▸ Set problem:
Repeat each entry as written and leave the images out of the copy.

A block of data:
◇ ◇ ◇ ◇ ◇

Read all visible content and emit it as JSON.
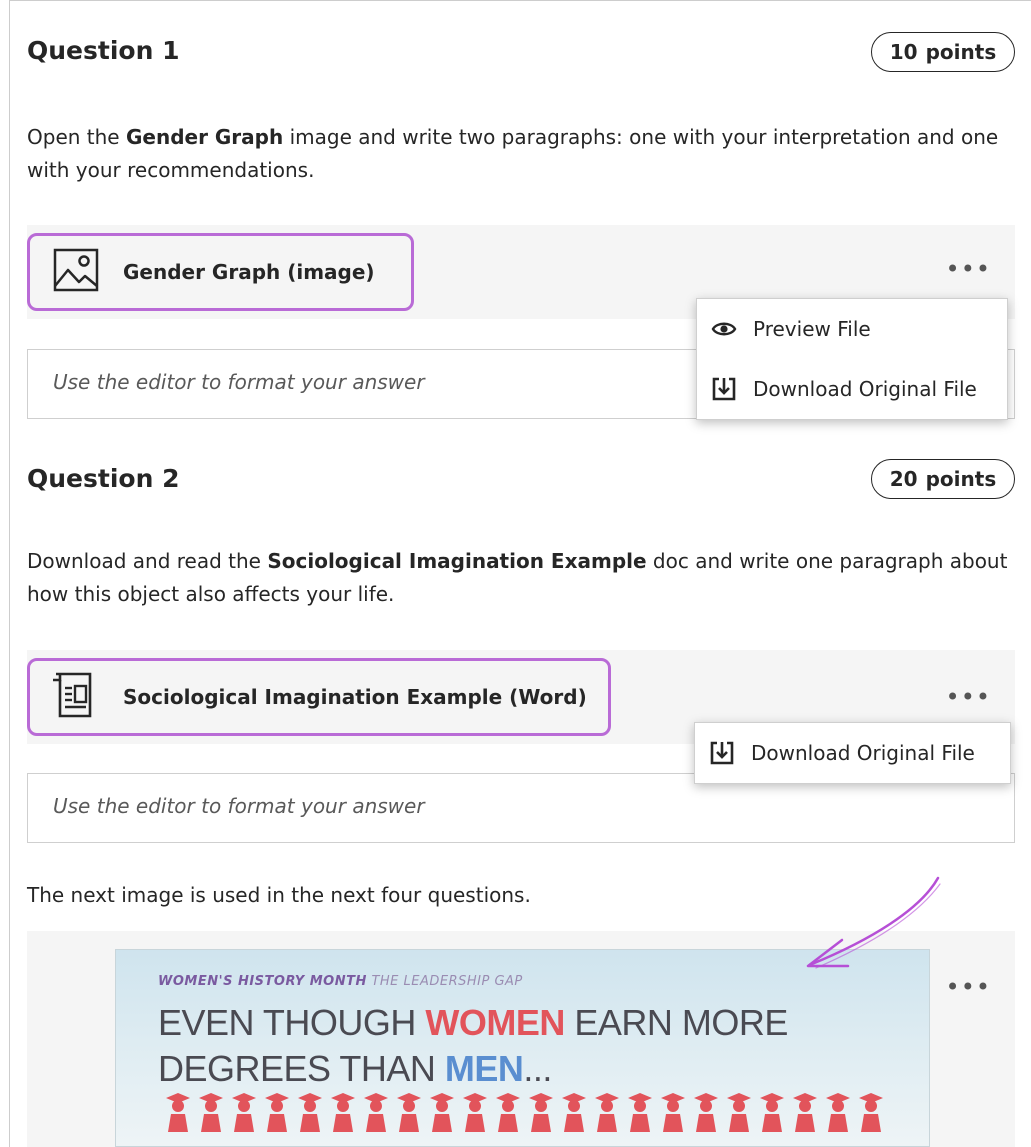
{
  "question1": {
    "title": "Question 1",
    "points_value": "10",
    "points_label": "points",
    "text_before": "Open the ",
    "text_bold": "Gender Graph",
    "text_after": " image and write two paragraphs: one with your interpretation and one with your recommendations.",
    "file_name": "Gender Graph (image)",
    "more_label": "•••",
    "menu": [
      {
        "label": "Preview File",
        "icon": "eye-icon"
      },
      {
        "label": "Download Original File",
        "icon": "download-icon"
      }
    ],
    "answer_placeholder": "Use the editor to format your answer"
  },
  "question2": {
    "title": "Question 2",
    "points_value": "20",
    "points_label": "points",
    "text_before": "Download and read the ",
    "text_bold": "Sociological Imagination Example",
    "text_after": " doc and write one paragraph about how this object also affects your life.",
    "file_name": "Sociological Imagination Example (Word)",
    "more_label": "•••",
    "menu": [
      {
        "label": "Download Original File",
        "icon": "download-icon"
      }
    ],
    "answer_placeholder": "Use the editor to format your answer"
  },
  "intro_text": "The next image is used in the next four questions.",
  "image_block": {
    "more_label": "•••",
    "tag_bold": "WOMEN'S HISTORY MONTH",
    "tag_rest": " THE LEADERSHIP GAP",
    "head_1": "EVEN THOUGH ",
    "head_women": "WOMEN",
    "head_2": " EARN MORE",
    "head_3": "DEGREES THAN ",
    "head_men": "MEN",
    "head_4": "..."
  },
  "colors": {
    "highlight": "#b96bd6",
    "women": "#e2545b",
    "men": "#5a8ed0"
  }
}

◇ ◇ ◇ ◇ ◇

▸ Answer below:
Read all visible content and emit it as JSON.
{
  "question1": {
    "title": "Question 1",
    "points_value": "10",
    "points_label": "points",
    "text_before": "Open the ",
    "text_bold": "Gender Graph",
    "text_after": " image and write two paragraphs: one with your interpretation and one with your recommendations.",
    "file_name": "Gender Graph (image)",
    "more_label": "•••",
    "menu": [
      {
        "label": "Preview File",
        "icon": "eye-icon"
      },
      {
        "label": "Download Original File",
        "icon": "download-icon"
      }
    ],
    "answer_placeholder": "Use the editor to format your answer"
  },
  "question2": {
    "title": "Question 2",
    "points_value": "20",
    "points_label": "points",
    "text_before": "Download and read the ",
    "text_bold": "Sociological Imagination Example",
    "text_after": " doc and write one paragraph about how this object also affects your life.",
    "file_name": "Sociological Imagination Example (Word)",
    "more_label": "•••",
    "menu": [
      {
        "label": "Download Original File",
        "icon": "download-icon"
      }
    ],
    "answer_placeholder": "Use the editor to format your answer"
  },
  "intro_text": "The next image is used in the next four questions.",
  "image_block": {
    "more_label": "•••",
    "tag_bold": "WOMEN'S HISTORY MONTH",
    "tag_rest": " THE LEADERSHIP GAP",
    "head_1": "EVEN THOUGH ",
    "head_women": "WOMEN",
    "head_2": " EARN MORE",
    "head_3": "DEGREES THAN ",
    "head_men": "MEN",
    "head_4": "..."
  },
  "colors": {
    "highlight": "#b96bd6",
    "women": "#e2545b",
    "men": "#5a8ed0"
  }
}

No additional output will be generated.